### What is expected
Write the entries out again exactly as they stand, but without the pictures.

START Supplied records

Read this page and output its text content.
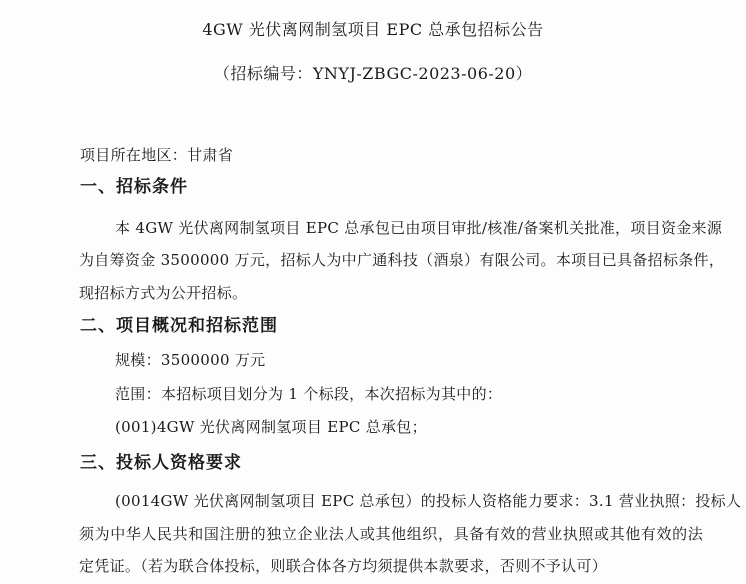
4GW 光伏离网制氢项目 EPC 总承包招标公告
（招标编号：YNYJ-ZBGC-2023-06-20）
项目所在地区：甘肃省
一、招标条件
本 4GW 光伏离网制氢项目 EPC 总承包已由项目审批/核准/备案机关批准，项目资金来源
为自筹资金 3500000 万元，招标人为中广通科技（酒泉）有限公司。本项目已具备招标条件，
现招标方式为公开招标。
二、项目概况和招标范围
规模：3500000 万元
范围：本招标项目划分为 1 个标段，本次招标为其中的：
(001)4GW 光伏离网制氢项目 EPC 总承包；
三、投标人资格要求
(0014GW 光伏离网制氢项目 EPC 总承包）的投标人资格能力要求：3.1 营业执照：投标人
须为中华人民共和国注册的独立企业法人或其他组织，具备有效的营业执照或其他有效的法
定凭证。（若为联合体投标，则联合体各方均须提供本款要求，否则不予认可）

END Supplied records

### Exercise response
Read this page and output its text content.
4GW 光伏离网制氢项目 EPC 总承包招标公告
（招标编号：YNYJ-ZBGC-2023-06-20）
项目所在地区：甘肃省
一、招标条件
本 4GW 光伏离网制氢项目 EPC 总承包已由项目审批/核准/备案机关批准，项目资金来源
为自筹资金 3500000 万元，招标人为中广通科技（酒泉）有限公司。本项目已具备招标条件，
现招标方式为公开招标。
二、项目概况和招标范围
规模：3500000 万元
范围：本招标项目划分为 1 个标段，本次招标为其中的：
(001)4GW 光伏离网制氢项目 EPC 总承包；
三、投标人资格要求
(0014GW 光伏离网制氢项目 EPC 总承包）的投标人资格能力要求：3.1 营业执照：投标人
须为中华人民共和国注册的独立企业法人或其他组织，具备有效的营业执照或其他有效的法
定凭证。（若为联合体投标，则联合体各方均须提供本款要求，否则不予认可）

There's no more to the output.